Goal of the exercise = Of all the lines in these entries, count those that contain "silicone" and give only the total.

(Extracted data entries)
[Start of Attachment]
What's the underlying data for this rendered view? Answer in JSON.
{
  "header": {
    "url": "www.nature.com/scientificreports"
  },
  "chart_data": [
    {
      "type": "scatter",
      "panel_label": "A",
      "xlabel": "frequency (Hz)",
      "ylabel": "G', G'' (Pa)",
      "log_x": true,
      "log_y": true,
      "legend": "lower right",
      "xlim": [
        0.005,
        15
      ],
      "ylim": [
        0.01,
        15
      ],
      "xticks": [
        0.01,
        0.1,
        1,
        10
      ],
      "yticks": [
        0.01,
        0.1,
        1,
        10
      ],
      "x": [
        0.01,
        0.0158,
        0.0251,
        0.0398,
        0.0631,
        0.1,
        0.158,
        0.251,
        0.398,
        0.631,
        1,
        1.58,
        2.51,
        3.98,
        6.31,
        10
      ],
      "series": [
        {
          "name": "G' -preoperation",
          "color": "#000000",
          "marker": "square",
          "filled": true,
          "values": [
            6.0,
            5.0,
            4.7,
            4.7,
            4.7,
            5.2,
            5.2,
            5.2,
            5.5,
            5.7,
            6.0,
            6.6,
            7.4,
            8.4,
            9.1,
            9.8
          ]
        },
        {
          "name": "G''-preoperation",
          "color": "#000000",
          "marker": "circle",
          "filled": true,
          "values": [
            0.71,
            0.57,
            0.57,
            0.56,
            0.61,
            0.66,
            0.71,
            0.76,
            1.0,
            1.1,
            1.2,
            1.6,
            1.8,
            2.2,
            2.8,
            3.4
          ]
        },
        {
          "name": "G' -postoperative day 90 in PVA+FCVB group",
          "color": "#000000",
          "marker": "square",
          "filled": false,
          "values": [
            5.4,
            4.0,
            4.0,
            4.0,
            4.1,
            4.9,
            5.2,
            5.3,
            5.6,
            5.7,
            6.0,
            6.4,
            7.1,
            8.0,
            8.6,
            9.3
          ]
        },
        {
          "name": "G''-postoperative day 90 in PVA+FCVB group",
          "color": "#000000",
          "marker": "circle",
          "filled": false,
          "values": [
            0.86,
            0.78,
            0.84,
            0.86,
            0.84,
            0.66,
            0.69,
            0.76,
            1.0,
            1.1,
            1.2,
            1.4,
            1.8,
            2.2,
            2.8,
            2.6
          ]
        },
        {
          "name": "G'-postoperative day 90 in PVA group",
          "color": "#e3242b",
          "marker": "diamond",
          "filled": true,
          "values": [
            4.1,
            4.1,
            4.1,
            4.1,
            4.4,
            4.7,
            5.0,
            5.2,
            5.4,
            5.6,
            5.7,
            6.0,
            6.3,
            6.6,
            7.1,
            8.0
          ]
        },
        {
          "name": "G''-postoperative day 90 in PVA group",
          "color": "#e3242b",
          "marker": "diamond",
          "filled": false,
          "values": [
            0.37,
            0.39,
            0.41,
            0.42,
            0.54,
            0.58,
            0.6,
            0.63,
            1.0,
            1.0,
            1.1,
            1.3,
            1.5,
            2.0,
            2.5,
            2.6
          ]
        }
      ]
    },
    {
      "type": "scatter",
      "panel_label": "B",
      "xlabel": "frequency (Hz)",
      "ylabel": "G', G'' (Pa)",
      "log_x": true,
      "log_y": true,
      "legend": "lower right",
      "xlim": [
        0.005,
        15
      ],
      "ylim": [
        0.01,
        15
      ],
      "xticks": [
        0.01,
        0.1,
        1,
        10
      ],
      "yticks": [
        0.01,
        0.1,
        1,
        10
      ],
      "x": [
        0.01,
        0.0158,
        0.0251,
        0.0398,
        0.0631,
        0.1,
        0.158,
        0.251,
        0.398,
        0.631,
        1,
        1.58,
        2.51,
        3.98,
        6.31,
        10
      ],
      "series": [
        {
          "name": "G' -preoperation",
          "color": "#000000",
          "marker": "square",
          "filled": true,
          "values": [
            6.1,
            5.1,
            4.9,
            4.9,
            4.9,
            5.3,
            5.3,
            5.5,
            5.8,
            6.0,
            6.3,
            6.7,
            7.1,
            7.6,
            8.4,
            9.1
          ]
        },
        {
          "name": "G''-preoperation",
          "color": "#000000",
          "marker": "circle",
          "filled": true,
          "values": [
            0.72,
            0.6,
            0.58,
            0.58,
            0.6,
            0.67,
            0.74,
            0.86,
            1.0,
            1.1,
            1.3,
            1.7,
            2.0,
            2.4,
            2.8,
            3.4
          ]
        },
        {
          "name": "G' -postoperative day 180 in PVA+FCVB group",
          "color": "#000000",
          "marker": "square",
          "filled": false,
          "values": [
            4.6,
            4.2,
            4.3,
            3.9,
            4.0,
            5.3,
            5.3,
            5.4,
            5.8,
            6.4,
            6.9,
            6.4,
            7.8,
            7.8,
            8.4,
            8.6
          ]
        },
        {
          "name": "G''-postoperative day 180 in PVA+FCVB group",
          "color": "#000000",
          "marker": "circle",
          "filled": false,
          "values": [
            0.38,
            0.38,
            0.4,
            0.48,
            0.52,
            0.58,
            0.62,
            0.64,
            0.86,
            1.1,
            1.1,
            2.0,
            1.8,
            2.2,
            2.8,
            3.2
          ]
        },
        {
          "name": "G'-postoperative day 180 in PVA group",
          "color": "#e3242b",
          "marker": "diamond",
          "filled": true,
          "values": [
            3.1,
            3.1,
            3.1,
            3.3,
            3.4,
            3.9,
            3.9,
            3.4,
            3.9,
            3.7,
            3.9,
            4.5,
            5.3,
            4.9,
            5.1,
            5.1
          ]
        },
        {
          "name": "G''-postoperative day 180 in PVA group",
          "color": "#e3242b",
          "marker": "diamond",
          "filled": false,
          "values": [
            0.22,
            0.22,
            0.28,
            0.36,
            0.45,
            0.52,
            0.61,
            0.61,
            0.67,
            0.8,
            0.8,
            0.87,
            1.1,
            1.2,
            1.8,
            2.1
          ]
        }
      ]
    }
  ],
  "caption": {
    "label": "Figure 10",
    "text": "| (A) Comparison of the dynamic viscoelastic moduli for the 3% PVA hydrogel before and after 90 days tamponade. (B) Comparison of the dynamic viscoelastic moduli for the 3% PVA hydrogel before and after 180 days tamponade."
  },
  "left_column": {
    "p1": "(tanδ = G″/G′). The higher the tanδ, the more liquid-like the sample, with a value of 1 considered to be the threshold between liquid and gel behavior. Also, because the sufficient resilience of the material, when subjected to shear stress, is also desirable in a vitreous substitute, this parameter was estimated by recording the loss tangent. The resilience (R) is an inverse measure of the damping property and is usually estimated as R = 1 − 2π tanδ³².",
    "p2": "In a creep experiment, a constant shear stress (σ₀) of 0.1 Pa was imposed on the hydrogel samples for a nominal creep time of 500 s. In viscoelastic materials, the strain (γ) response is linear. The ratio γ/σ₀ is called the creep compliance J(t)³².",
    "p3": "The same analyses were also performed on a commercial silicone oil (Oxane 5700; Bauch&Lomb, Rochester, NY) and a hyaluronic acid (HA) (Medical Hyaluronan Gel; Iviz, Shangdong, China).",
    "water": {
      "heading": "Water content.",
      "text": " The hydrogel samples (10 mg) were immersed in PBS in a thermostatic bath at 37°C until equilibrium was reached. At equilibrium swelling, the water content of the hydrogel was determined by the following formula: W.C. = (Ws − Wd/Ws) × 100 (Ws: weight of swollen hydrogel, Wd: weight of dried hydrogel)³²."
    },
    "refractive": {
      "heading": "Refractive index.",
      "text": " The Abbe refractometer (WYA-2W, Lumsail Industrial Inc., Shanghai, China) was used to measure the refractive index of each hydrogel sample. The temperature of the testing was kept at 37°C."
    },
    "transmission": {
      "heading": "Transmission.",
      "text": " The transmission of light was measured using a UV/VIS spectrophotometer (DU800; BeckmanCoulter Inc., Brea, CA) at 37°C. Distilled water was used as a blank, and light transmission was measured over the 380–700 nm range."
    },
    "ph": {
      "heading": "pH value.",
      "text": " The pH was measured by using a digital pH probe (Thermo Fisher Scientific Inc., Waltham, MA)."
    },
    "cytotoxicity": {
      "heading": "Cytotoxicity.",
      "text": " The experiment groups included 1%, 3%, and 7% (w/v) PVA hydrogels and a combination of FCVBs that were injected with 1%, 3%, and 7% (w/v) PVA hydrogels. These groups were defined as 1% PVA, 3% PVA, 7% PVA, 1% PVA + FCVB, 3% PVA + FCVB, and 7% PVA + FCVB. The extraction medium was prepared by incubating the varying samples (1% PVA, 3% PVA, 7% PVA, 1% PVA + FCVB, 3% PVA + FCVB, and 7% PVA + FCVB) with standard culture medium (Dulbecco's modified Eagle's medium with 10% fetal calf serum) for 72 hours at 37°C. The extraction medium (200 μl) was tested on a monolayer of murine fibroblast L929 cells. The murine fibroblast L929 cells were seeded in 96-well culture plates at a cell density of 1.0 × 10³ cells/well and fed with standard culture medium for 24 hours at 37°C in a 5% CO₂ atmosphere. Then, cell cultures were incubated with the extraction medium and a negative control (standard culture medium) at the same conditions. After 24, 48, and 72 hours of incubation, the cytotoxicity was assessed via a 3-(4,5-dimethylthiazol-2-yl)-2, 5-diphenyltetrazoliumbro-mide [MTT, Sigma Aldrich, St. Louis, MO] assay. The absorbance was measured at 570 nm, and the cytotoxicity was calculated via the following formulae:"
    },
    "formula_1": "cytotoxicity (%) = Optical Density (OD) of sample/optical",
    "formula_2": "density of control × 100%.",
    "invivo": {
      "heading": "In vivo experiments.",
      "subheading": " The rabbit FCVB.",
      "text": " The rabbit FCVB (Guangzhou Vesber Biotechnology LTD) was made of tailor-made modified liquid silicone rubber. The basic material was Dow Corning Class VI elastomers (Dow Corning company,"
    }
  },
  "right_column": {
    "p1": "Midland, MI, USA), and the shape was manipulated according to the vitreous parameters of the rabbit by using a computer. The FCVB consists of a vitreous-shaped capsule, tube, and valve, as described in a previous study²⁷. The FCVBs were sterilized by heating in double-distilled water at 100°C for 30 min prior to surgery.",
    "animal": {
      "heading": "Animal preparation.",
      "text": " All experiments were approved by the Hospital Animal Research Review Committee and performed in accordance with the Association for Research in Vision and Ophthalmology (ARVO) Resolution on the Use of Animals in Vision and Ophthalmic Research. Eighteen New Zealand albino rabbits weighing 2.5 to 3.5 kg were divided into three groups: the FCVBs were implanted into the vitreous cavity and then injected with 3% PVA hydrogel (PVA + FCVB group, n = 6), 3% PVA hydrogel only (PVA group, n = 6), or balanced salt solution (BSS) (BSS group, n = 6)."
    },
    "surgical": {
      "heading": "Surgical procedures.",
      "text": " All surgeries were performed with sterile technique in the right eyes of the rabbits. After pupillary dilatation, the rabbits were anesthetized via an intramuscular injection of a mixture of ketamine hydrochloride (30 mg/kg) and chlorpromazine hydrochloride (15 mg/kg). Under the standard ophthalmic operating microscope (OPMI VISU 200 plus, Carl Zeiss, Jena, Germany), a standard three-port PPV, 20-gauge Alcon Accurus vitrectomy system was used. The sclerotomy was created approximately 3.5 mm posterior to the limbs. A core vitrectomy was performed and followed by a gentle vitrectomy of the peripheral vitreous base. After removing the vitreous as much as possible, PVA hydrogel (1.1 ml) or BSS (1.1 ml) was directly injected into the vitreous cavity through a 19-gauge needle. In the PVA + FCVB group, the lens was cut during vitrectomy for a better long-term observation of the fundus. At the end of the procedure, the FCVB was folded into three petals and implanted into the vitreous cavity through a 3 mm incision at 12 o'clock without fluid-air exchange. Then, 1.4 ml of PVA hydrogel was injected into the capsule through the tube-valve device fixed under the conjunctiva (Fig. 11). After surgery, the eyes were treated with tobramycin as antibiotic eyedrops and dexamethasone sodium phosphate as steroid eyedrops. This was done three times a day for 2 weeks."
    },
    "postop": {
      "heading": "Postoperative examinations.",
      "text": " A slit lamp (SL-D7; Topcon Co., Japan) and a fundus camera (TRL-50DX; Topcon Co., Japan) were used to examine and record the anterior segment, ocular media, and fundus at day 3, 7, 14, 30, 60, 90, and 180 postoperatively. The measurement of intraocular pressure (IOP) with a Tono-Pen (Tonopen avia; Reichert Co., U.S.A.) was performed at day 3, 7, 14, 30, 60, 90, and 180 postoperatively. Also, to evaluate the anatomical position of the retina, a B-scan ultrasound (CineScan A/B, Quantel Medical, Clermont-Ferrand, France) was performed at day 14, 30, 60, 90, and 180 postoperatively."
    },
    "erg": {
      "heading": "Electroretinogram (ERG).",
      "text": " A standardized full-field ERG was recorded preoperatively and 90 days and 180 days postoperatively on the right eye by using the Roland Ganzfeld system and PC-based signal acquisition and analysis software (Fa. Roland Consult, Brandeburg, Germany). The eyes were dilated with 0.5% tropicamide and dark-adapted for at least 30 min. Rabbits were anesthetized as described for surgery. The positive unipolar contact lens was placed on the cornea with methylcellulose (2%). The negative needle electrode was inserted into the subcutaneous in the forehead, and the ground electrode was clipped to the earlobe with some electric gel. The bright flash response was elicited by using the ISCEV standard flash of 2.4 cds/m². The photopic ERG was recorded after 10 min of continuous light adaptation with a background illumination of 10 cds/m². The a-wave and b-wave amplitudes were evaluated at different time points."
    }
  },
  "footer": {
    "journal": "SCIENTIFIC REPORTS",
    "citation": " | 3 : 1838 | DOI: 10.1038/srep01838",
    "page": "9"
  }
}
[End of Attachment]
Answer to the exercise = 2